→ JOB: Your task is to filter the data below down to the lines holding "this".

→ INPUT DATA:
· · · · · · ·

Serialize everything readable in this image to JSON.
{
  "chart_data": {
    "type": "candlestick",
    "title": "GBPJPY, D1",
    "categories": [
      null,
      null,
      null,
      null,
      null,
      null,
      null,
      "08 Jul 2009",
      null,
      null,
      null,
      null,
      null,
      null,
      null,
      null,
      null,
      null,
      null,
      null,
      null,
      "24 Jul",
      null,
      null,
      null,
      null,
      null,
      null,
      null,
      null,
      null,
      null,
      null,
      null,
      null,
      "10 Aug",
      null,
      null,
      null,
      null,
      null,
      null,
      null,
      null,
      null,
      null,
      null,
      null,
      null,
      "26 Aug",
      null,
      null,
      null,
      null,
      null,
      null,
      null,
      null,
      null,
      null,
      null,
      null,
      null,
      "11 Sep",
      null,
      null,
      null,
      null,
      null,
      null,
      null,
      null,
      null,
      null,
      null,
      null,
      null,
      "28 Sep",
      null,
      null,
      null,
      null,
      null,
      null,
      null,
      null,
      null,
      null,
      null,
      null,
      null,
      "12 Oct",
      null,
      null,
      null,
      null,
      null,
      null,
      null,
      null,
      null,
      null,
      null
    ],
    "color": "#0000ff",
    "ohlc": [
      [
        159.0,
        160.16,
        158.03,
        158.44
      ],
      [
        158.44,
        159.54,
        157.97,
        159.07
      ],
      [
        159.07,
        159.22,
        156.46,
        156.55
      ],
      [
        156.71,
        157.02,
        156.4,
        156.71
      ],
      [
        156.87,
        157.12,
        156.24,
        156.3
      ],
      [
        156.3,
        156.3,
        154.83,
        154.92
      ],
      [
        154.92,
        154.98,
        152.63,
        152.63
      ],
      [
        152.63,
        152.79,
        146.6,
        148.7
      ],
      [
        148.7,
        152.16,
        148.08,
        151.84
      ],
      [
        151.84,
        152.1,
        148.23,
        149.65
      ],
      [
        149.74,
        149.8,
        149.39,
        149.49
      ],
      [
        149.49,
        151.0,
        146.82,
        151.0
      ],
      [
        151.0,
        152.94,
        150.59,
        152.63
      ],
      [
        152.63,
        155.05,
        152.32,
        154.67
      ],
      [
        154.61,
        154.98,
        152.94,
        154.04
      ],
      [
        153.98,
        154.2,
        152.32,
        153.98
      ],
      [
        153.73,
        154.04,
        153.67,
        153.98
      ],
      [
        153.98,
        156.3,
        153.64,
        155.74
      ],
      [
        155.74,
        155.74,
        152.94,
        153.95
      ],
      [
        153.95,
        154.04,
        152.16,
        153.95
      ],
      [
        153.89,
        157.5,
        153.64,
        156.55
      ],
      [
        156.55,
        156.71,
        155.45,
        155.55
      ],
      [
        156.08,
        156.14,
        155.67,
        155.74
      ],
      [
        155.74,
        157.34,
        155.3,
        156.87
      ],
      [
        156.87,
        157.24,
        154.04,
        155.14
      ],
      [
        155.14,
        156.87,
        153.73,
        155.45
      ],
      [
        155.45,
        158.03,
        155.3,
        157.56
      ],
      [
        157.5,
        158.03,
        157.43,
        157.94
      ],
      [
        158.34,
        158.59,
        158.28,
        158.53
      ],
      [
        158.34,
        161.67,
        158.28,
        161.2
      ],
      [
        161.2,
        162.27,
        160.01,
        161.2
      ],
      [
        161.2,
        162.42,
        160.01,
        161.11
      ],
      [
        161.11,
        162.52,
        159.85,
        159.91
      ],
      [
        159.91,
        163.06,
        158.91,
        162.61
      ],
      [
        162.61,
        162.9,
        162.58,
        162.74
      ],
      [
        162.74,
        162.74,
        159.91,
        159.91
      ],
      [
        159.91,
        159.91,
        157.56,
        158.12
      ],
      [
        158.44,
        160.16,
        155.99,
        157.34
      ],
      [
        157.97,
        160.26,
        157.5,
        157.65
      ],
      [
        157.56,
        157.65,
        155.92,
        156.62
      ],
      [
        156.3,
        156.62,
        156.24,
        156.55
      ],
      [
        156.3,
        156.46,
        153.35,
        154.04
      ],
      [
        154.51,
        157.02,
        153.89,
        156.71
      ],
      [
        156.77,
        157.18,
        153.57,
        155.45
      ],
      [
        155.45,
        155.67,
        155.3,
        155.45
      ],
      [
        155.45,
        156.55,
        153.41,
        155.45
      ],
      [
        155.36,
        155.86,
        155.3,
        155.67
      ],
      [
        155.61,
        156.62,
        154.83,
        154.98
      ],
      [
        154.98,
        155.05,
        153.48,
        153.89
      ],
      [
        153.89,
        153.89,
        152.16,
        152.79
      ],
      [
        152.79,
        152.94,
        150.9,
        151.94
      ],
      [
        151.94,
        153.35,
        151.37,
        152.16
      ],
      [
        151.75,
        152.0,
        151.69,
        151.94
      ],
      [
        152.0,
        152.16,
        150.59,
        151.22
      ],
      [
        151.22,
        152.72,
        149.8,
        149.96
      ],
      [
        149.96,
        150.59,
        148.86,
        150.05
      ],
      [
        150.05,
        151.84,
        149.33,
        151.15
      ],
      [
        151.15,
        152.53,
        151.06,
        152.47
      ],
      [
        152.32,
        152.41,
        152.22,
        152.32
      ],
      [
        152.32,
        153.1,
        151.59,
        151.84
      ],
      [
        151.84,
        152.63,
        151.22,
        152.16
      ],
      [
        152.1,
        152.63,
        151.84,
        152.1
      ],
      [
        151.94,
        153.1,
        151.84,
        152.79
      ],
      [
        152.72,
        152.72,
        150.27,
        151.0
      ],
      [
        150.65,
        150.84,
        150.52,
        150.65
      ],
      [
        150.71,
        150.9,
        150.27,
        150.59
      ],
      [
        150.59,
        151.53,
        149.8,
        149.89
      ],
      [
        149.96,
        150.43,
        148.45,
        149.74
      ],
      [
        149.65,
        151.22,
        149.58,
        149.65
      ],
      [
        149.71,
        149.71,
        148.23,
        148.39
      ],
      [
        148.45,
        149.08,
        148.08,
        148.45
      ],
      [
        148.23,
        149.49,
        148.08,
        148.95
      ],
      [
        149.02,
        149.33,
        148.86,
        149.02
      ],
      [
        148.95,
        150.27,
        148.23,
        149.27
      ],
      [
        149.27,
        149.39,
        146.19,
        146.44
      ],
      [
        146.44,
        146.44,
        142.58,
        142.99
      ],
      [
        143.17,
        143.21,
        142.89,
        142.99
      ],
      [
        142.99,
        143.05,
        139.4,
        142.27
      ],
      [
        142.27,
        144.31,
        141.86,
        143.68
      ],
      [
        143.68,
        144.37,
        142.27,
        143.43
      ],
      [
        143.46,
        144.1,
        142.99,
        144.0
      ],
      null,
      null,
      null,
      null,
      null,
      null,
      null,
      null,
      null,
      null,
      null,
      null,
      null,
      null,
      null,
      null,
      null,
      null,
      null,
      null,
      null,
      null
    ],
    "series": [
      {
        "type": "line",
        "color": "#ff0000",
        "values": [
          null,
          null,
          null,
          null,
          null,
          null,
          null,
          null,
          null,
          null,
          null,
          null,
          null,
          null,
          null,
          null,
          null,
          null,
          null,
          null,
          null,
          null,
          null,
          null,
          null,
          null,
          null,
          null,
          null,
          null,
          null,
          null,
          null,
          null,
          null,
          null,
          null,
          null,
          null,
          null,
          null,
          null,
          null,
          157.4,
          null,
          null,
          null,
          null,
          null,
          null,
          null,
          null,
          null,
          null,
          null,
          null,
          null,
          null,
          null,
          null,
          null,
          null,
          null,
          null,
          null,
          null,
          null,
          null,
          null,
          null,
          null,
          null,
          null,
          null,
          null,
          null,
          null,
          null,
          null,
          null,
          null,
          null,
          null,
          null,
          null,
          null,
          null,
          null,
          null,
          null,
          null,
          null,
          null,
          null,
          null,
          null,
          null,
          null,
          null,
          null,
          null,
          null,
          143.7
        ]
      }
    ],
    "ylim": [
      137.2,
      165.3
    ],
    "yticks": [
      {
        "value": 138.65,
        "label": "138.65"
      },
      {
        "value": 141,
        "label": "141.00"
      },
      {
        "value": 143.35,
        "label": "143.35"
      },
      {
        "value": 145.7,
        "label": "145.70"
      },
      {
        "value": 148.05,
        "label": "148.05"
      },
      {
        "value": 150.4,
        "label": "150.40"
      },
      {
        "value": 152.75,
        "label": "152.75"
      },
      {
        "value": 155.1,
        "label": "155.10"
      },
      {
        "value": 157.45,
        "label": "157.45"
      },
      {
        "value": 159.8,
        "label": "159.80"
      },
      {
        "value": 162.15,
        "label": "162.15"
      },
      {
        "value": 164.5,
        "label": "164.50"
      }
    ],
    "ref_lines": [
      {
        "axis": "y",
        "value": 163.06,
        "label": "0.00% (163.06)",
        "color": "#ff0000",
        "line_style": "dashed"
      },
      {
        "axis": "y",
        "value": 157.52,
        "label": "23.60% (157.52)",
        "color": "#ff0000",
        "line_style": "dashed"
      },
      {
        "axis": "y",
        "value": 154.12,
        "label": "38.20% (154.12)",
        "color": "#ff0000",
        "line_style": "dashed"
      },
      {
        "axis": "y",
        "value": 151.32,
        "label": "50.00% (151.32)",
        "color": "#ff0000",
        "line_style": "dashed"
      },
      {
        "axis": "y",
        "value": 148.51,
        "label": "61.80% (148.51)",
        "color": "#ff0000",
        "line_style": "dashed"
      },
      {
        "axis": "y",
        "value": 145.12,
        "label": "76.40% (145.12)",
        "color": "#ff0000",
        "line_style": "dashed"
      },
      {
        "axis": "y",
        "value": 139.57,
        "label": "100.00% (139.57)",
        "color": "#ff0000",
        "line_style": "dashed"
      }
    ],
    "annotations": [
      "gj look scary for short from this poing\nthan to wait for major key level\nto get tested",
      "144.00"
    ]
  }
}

· · · · · · ·

→ EXERCISE RESPONSE:
Serialize everything readable in this image to JSON.
      "gj look scary for short from this poing\nthan to wait for major key level\nto get tested",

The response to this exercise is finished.